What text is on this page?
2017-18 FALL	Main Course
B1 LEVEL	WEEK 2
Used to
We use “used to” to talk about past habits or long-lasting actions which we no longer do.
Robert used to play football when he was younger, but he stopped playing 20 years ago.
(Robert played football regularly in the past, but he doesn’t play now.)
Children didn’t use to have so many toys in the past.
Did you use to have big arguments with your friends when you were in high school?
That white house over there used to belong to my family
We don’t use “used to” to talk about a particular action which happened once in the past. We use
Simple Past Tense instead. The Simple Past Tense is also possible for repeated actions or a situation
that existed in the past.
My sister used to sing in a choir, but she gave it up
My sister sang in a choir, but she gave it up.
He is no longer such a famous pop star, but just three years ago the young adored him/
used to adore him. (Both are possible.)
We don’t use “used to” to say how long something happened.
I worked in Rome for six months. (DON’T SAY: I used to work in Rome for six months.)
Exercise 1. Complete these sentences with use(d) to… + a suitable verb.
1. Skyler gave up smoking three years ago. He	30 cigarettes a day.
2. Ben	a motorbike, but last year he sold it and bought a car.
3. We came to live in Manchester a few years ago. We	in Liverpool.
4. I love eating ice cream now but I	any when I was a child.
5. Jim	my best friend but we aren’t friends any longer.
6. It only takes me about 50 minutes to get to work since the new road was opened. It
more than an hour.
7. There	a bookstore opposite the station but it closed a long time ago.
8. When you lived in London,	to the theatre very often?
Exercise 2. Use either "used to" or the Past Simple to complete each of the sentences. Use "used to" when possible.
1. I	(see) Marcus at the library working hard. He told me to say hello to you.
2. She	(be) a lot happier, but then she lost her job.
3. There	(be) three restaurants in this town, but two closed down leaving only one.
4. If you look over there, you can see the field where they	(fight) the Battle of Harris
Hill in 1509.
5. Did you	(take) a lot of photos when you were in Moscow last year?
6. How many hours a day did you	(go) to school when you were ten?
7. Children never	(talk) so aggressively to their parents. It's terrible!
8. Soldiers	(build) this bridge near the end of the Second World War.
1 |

· · ·

### Exercise prompt
Every record should be repeated exactly; please leave none out.

### Response below
What text is on this page?
2017-18 FALL	Main Course
B1 LEVEL	WEEK 2
Used to
We use “used to” to talk about past habits or long-lasting actions which we no longer do.
Robert used to play football when he was younger, but he stopped playing 20 years ago.
(Robert played football regularly in the past, but he doesn’t play now.)
Children didn’t use to have so many toys in the past.
Did you use to have big arguments with your friends when you were in high school?
That white house over there used to belong to my family
We don’t use “used to” to talk about a particular action which happened once in the past. We use
Simple Past Tense instead. The Simple Past Tense is also possible for repeated actions or a situation
that existed in the past.
My sister used to sing in a choir, but she gave it up
My sister sang in a choir, but she gave it up.
He is no longer such a famous pop star, but just three years ago the young adored him/
used to adore him. (Both are possible.)
We don’t use “used to” to say how long something happened.
I worked in Rome for six months. (DON’T SAY: I used to work in Rome for six months.)
Exercise 1. Complete these sentences with use(d) to… + a suitable verb.
1. Skyler gave up smoking three years ago. He	30 cigarettes a day.
2. Ben	a motorbike, but last year he sold it and bought a car.
3. We came to live in Manchester a few years ago. We	in Liverpool.
4. I love eating ice cream now but I	any when I was a child.
5. Jim	my best friend but we aren’t friends any longer.
6. It only takes me about 50 minutes to get to work since the new road was opened. It
more than an hour.
7. There	a bookstore opposite the station but it closed a long time ago.
8. When you lived in London,	to the theatre very often?
Exercise 2. Use either "used to" or the Past Simple to complete each of the sentences. Use "used to" when possible.
1. I	(see) Marcus at the library working hard. He told me to say hello to you.
2. She	(be) a lot happier, but then she lost her job.
3. There	(be) three restaurants in this town, but two closed down leaving only one.
4. If you look over there, you can see the field where they	(fight) the Battle of Harris
Hill in 1509.
5. Did you	(take) a lot of photos when you were in Moscow last year?
6. How many hours a day did you	(go) to school when you were ten?
7. Children never	(talk) so aggressively to their parents. It's terrible!
8. Soldiers	(build) this bridge near the end of the Second World War.
1 |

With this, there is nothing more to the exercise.